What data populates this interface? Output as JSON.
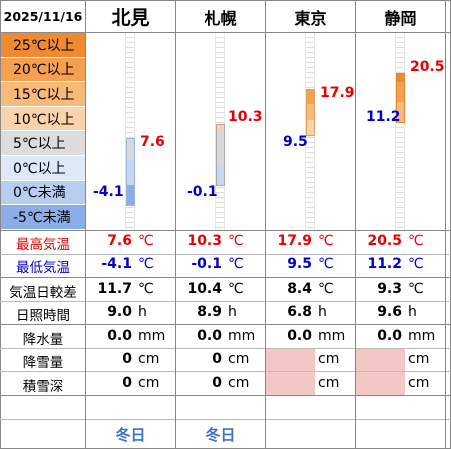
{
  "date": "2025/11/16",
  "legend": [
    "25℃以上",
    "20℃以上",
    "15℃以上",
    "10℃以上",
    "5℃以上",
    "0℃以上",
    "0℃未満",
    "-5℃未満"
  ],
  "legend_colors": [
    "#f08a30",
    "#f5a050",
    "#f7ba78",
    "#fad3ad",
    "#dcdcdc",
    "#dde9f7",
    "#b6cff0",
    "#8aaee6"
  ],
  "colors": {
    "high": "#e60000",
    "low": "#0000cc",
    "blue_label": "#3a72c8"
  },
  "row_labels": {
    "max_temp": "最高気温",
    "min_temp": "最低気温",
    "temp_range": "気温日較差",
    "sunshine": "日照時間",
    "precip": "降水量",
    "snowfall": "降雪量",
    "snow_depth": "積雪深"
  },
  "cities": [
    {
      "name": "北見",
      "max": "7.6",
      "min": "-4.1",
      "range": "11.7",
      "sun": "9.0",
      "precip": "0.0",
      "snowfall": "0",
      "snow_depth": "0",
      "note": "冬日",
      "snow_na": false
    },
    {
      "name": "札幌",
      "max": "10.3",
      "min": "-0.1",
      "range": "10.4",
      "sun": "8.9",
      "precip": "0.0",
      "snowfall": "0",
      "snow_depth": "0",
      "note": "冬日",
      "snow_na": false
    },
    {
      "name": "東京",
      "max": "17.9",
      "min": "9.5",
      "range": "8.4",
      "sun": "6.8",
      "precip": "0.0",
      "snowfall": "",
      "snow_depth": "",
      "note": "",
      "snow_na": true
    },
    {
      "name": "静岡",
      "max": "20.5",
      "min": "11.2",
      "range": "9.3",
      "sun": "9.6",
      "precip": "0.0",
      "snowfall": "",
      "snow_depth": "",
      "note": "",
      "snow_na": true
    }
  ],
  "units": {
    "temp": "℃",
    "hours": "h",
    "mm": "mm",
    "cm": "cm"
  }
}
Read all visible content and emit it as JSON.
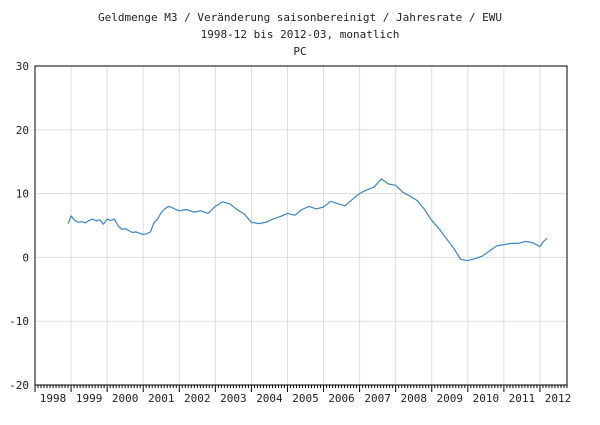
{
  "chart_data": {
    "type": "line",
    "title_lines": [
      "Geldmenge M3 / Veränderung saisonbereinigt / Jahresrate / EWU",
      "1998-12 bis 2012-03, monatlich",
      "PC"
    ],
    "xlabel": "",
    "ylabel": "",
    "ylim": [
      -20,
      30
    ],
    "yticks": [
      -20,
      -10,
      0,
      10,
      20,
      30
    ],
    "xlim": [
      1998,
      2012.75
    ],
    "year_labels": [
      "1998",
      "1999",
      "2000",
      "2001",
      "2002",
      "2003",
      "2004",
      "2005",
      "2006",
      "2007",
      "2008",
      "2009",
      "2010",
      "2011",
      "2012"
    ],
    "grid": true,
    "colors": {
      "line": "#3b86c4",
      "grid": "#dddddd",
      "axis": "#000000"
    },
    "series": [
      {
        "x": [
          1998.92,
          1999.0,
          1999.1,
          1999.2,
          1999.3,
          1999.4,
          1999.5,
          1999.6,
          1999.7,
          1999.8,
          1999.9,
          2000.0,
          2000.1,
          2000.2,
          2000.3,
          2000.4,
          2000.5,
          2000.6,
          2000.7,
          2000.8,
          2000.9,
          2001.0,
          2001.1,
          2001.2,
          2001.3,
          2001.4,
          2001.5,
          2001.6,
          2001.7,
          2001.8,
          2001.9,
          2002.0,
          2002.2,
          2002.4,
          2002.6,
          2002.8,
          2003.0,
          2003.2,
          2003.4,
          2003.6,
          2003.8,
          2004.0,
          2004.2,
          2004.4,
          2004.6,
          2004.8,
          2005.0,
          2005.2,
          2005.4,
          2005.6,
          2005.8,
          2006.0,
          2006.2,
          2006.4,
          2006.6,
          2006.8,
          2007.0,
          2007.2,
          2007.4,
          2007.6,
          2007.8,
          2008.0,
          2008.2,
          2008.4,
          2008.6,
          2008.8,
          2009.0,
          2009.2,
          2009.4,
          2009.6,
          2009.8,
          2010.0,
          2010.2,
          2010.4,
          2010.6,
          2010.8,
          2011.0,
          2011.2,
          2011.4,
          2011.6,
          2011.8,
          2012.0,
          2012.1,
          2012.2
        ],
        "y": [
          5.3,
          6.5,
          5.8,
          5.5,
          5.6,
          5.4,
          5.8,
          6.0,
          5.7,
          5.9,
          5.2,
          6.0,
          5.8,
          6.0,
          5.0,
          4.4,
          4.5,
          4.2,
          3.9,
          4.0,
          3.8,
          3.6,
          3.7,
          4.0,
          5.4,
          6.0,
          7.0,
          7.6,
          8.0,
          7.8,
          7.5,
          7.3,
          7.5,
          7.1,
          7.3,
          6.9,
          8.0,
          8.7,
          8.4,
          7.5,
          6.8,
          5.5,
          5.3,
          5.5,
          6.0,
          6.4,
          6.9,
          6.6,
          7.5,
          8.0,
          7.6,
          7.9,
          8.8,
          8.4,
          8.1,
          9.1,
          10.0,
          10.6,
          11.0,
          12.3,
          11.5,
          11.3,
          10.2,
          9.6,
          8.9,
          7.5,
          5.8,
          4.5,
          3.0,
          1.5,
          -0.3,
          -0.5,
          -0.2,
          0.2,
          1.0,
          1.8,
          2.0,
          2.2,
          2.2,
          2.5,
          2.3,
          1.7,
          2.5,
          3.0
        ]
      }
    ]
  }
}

▸ DO THIS: Repeat all of the entries word for word, but omit the pictures.

▸ WRITTEN SOLUTION:
What data populates this interface? Output as JSON.
{
  "date": "2025/11/16",
  "legend": [
    "25℃以上",
    "20℃以上",
    "15℃以上",
    "10℃以上",
    "5℃以上",
    "0℃以上",
    "0℃未満",
    "-5℃未満"
  ],
  "legend_colors": [
    "#f08a30",
    "#f5a050",
    "#f7ba78",
    "#fad3ad",
    "#dcdcdc",
    "#dde9f7",
    "#b6cff0",
    "#8aaee6"
  ],
  "colors": {
    "high": "#e60000",
    "low": "#0000cc",
    "blue_label": "#3a72c8"
  },
  "row_labels": {
    "max_temp": "最高気温",
    "min_temp": "最低気温",
    "temp_range": "気温日較差",
    "sunshine": "日照時間",
    "precip": "降水量",
    "snowfall": "降雪量",
    "snow_depth": "積雪深"
  },
  "cities": [
    {
      "name": "北見",
      "max": "7.6",
      "min": "-4.1",
      "range": "11.7",
      "sun": "9.0",
      "precip": "0.0",
      "snowfall": "0",
      "snow_depth": "0",
      "note": "冬日",
      "snow_na": false
    },
    {
      "name": "札幌",
      "max": "10.3",
      "min": "-0.1",
      "range": "10.4",
      "sun": "8.9",
      "precip": "0.0",
      "snowfall": "0",
      "snow_depth": "0",
      "note": "冬日",
      "snow_na": false
    },
    {
      "name": "東京",
      "max": "17.9",
      "min": "9.5",
      "range": "8.4",
      "sun": "6.8",
      "precip": "0.0",
      "snowfall": "",
      "snow_depth": "",
      "note": "",
      "snow_na": true
    },
    {
      "name": "静岡",
      "max": "20.5",
      "min": "11.2",
      "range": "9.3",
      "sun": "9.6",
      "precip": "0.0",
      "snowfall": "",
      "snow_depth": "",
      "note": "",
      "snow_na": true
    }
  ],
  "units": {
    "temp": "℃",
    "hours": "h",
    "mm": "mm",
    "cm": "cm"
  }
}
Read all visible content and emit it as JSON.
{
  "chart_data": {
    "type": "line",
    "title_lines": [
      "Geldmenge M3 / Veränderung saisonbereinigt / Jahresrate / EWU",
      "1998-12 bis 2012-03, monatlich",
      "PC"
    ],
    "xlabel": "",
    "ylabel": "",
    "ylim": [
      -20,
      30
    ],
    "yticks": [
      -20,
      -10,
      0,
      10,
      20,
      30
    ],
    "xlim": [
      1998,
      2012.75
    ],
    "year_labels": [
      "1998",
      "1999",
      "2000",
      "2001",
      "2002",
      "2003",
      "2004",
      "2005",
      "2006",
      "2007",
      "2008",
      "2009",
      "2010",
      "2011",
      "2012"
    ],
    "grid": true,
    "colors": {
      "line": "#3b86c4",
      "grid": "#dddddd",
      "axis": "#000000"
    },
    "series": [
      {
        "x": [
          1998.92,
          1999.0,
          1999.1,
          1999.2,
          1999.3,
          1999.4,
          1999.5,
          1999.6,
          1999.7,
          1999.8,
          1999.9,
          2000.0,
          2000.1,
          2000.2,
          2000.3,
          2000.4,
          2000.5,
          2000.6,
          2000.7,
          2000.8,
          2000.9,
          2001.0,
          2001.1,
          2001.2,
          2001.3,
          2001.4,
          2001.5,
          2001.6,
          2001.7,
          2001.8,
          2001.9,
          2002.0,
          2002.2,
          2002.4,
          2002.6,
          2002.8,
          2003.0,
          2003.2,
          2003.4,
          2003.6,
          2003.8,
          2004.0,
          2004.2,
          2004.4,
          2004.6,
          2004.8,
          2005.0,
          2005.2,
          2005.4,
          2005.6,
          2005.8,
          2006.0,
          2006.2,
          2006.4,
          2006.6,
          2006.8,
          2007.0,
          2007.2,
          2007.4,
          2007.6,
          2007.8,
          2008.0,
          2008.2,
          2008.4,
          2008.6,
          2008.8,
          2009.0,
          2009.2,
          2009.4,
          2009.6,
          2009.8,
          2010.0,
          2010.2,
          2010.4,
          2010.6,
          2010.8,
          2011.0,
          2011.2,
          2011.4,
          2011.6,
          2011.8,
          2012.0,
          2012.1,
          2012.2
        ],
        "y": [
          5.3,
          6.5,
          5.8,
          5.5,
          5.6,
          5.4,
          5.8,
          6.0,
          5.7,
          5.9,
          5.2,
          6.0,
          5.8,
          6.0,
          5.0,
          4.4,
          4.5,
          4.2,
          3.9,
          4.0,
          3.8,
          3.6,
          3.7,
          4.0,
          5.4,
          6.0,
          7.0,
          7.6,
          8.0,
          7.8,
          7.5,
          7.3,
          7.5,
          7.1,
          7.3,
          6.9,
          8.0,
          8.7,
          8.4,
          7.5,
          6.8,
          5.5,
          5.3,
          5.5,
          6.0,
          6.4,
          6.9,
          6.6,
          7.5,
          8.0,
          7.6,
          7.9,
          8.8,
          8.4,
          8.1,
          9.1,
          10.0,
          10.6,
          11.0,
          12.3,
          11.5,
          11.3,
          10.2,
          9.6,
          8.9,
          7.5,
          5.8,
          4.5,
          3.0,
          1.5,
          -0.3,
          -0.5,
          -0.2,
          0.2,
          1.0,
          1.8,
          2.0,
          2.2,
          2.2,
          2.5,
          2.3,
          1.7,
          2.5,
          3.0
        ]
      }
    ]
  }
}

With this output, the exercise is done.